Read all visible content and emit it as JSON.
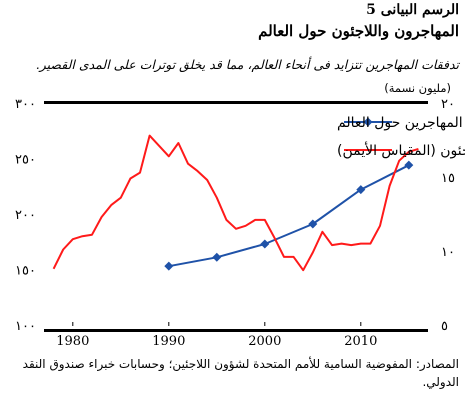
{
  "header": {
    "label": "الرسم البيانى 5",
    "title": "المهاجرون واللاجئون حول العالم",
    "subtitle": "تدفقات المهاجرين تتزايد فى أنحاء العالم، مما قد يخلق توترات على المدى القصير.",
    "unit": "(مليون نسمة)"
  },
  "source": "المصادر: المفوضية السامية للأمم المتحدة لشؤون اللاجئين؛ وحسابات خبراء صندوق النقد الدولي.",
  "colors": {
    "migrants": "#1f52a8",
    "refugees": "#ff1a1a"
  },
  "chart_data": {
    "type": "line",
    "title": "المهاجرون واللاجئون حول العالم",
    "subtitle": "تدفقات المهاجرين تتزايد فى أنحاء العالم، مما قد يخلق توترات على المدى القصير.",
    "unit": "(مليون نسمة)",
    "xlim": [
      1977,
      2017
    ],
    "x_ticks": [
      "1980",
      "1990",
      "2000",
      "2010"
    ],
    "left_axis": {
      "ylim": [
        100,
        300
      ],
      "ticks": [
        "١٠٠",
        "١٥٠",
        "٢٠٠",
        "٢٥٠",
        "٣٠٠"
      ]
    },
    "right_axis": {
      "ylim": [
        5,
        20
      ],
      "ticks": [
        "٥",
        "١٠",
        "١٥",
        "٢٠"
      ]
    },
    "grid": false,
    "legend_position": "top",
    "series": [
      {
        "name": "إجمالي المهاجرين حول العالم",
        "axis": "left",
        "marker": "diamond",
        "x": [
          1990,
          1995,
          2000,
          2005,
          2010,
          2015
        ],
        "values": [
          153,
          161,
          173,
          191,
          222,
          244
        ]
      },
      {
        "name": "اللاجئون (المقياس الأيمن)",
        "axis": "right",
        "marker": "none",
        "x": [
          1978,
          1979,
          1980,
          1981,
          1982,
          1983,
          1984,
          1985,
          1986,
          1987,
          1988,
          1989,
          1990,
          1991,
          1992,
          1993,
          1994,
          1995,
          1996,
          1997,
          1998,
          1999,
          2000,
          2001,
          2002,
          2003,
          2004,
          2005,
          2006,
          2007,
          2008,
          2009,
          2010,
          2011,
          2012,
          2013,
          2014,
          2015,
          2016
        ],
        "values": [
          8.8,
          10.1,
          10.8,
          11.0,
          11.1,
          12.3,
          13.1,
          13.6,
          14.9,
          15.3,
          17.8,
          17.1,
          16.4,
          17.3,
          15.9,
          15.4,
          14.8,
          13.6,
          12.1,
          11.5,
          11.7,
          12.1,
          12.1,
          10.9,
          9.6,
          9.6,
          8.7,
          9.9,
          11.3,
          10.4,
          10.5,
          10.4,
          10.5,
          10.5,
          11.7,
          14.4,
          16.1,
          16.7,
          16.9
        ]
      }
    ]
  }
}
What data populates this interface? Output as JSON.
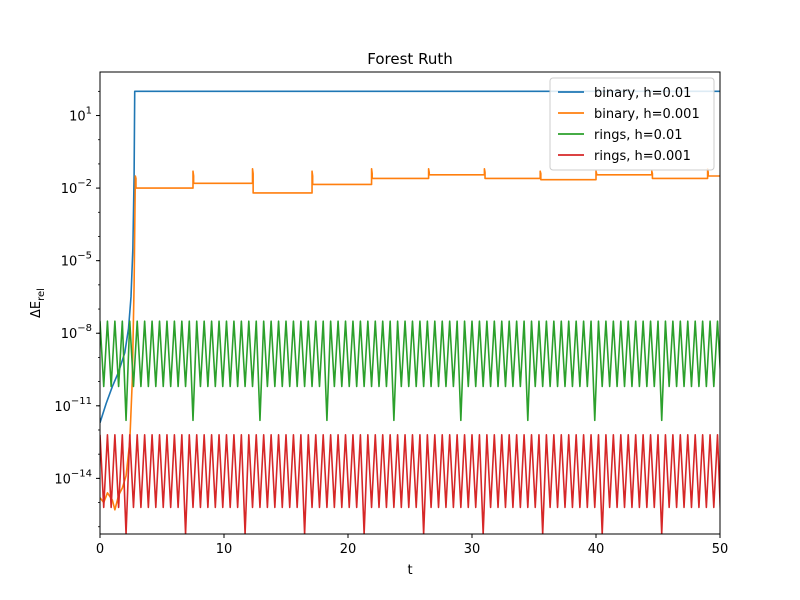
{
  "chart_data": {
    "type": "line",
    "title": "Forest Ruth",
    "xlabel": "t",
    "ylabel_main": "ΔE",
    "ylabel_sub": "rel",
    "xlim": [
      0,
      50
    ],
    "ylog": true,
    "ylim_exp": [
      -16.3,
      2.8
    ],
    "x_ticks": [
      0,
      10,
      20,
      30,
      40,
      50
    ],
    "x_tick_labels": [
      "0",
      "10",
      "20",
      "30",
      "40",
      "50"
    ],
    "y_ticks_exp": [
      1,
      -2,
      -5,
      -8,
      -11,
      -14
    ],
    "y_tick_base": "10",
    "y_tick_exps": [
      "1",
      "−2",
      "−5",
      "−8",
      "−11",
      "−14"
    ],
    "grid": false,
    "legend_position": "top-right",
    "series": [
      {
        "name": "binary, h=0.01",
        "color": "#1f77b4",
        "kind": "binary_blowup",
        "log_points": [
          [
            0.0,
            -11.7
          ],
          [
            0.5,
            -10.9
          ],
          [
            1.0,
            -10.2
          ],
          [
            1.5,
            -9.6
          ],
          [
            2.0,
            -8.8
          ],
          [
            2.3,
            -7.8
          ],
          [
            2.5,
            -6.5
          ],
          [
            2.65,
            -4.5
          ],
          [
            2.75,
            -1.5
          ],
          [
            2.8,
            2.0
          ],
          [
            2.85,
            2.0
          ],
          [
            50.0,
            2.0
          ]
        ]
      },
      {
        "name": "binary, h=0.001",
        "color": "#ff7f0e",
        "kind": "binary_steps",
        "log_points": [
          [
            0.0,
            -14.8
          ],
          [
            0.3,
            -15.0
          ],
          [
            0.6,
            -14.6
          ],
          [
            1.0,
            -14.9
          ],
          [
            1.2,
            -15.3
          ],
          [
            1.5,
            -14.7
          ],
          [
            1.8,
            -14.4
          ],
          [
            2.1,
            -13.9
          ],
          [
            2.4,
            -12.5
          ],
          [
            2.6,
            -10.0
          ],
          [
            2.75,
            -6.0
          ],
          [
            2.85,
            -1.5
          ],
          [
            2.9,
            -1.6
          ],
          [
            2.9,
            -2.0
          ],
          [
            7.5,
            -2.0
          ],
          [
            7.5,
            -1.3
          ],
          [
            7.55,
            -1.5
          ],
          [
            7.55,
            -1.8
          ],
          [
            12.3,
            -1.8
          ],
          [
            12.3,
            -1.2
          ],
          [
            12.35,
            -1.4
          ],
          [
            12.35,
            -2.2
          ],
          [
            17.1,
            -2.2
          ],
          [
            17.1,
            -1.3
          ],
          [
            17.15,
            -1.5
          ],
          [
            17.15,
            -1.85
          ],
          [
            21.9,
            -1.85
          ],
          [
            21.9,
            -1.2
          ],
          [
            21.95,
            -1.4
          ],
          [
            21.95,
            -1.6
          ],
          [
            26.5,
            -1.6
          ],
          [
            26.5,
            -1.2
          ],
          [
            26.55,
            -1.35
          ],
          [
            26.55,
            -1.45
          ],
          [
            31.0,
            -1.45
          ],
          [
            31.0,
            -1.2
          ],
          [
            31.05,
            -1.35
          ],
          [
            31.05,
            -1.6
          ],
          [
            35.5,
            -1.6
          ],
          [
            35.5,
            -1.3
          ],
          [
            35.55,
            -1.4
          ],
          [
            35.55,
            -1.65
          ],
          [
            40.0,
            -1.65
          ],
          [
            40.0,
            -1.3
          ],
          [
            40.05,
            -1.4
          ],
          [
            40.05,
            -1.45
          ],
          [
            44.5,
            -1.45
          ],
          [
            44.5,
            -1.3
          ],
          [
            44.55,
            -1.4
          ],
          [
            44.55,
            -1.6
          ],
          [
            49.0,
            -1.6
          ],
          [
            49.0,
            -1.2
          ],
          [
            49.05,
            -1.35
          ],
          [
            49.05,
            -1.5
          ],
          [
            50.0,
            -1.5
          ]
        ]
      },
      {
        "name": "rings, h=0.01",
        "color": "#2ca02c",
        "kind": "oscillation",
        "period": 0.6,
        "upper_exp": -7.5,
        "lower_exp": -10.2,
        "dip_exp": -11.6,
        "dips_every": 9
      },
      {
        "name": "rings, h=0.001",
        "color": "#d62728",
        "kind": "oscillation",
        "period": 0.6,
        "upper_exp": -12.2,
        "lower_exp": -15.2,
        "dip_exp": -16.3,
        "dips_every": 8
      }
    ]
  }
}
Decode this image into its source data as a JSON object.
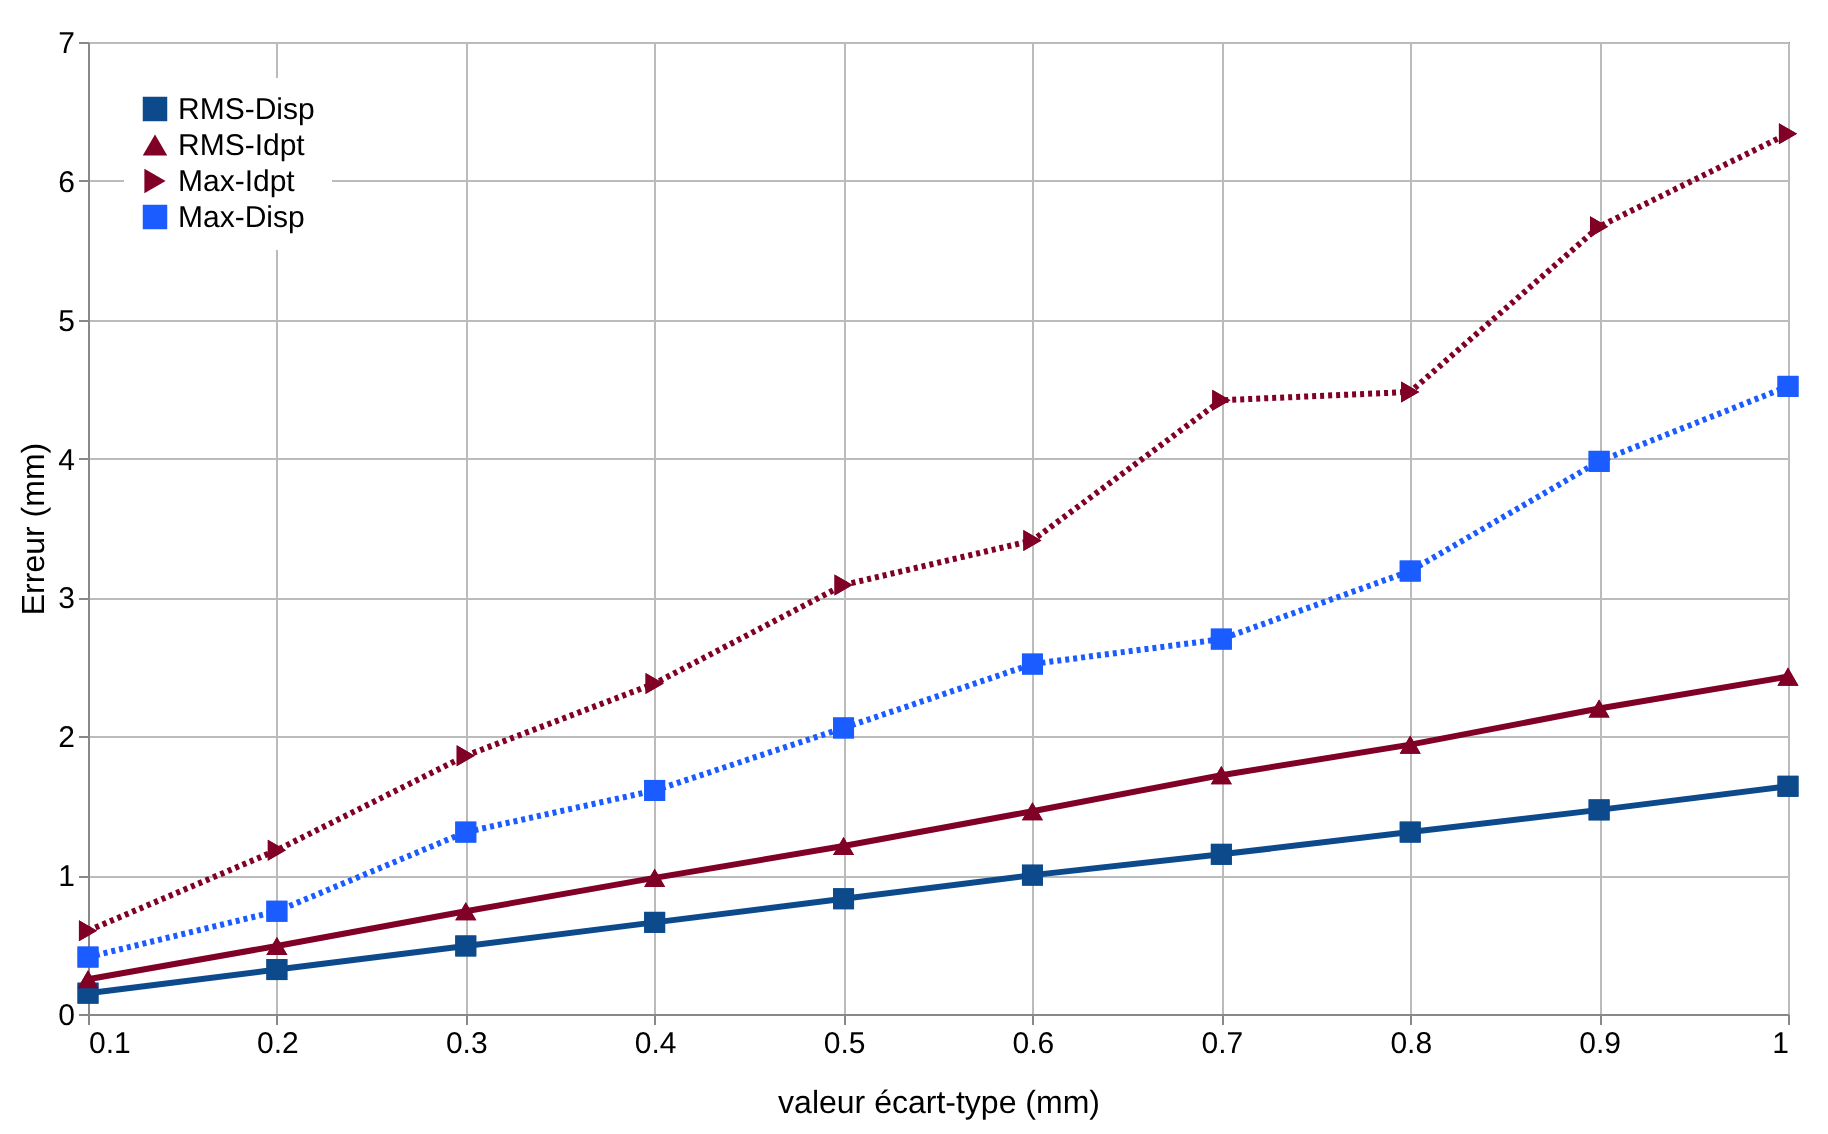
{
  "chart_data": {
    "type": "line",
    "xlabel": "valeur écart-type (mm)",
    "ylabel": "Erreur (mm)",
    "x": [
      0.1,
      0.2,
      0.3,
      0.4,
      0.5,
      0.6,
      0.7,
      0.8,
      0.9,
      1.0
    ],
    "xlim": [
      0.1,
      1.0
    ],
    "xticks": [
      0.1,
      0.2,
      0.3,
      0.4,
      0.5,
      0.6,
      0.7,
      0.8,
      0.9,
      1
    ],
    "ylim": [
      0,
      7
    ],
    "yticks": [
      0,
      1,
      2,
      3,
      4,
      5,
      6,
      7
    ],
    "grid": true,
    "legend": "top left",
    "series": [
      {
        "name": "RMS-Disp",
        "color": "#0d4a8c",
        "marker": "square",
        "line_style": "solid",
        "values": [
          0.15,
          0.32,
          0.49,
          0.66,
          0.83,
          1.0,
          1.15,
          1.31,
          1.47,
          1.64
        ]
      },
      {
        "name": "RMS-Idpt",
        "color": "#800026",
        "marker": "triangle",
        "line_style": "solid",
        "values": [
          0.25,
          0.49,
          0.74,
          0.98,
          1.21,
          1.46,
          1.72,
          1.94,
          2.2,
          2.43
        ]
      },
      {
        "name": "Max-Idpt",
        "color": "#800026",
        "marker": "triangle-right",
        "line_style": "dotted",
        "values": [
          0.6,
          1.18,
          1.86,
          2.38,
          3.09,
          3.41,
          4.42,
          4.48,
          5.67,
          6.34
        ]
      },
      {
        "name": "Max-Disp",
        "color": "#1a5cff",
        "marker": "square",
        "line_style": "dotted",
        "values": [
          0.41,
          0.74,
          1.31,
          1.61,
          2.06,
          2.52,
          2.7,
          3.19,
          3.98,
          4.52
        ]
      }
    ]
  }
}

☆ ☆ ☆ ☆ ☆

BRIEF: Pictures stay out; retype only the lines from the line containing "Decode this image" through the end of the listing, inclusive, exactly as they appear.

REPLY:
Decode this image into its source data as a JSON object.
{
  "chart_data": {
    "type": "line",
    "xlabel": "valeur écart-type (mm)",
    "ylabel": "Erreur (mm)",
    "x": [
      0.1,
      0.2,
      0.3,
      0.4,
      0.5,
      0.6,
      0.7,
      0.8,
      0.9,
      1.0
    ],
    "xlim": [
      0.1,
      1.0
    ],
    "xticks": [
      0.1,
      0.2,
      0.3,
      0.4,
      0.5,
      0.6,
      0.7,
      0.8,
      0.9,
      1
    ],
    "ylim": [
      0,
      7
    ],
    "yticks": [
      0,
      1,
      2,
      3,
      4,
      5,
      6,
      7
    ],
    "grid": true,
    "legend": "top left",
    "series": [
      {
        "name": "RMS-Disp",
        "color": "#0d4a8c",
        "marker": "square",
        "line_style": "solid",
        "values": [
          0.15,
          0.32,
          0.49,
          0.66,
          0.83,
          1.0,
          1.15,
          1.31,
          1.47,
          1.64
        ]
      },
      {
        "name": "RMS-Idpt",
        "color": "#800026",
        "marker": "triangle",
        "line_style": "solid",
        "values": [
          0.25,
          0.49,
          0.74,
          0.98,
          1.21,
          1.46,
          1.72,
          1.94,
          2.2,
          2.43
        ]
      },
      {
        "name": "Max-Idpt",
        "color": "#800026",
        "marker": "triangle-right",
        "line_style": "dotted",
        "values": [
          0.6,
          1.18,
          1.86,
          2.38,
          3.09,
          3.41,
          4.42,
          4.48,
          5.67,
          6.34
        ]
      },
      {
        "name": "Max-Disp",
        "color": "#1a5cff",
        "marker": "square",
        "line_style": "dotted",
        "values": [
          0.41,
          0.74,
          1.31,
          1.61,
          2.06,
          2.52,
          2.7,
          3.19,
          3.98,
          4.52
        ]
      }
    ]
  }
}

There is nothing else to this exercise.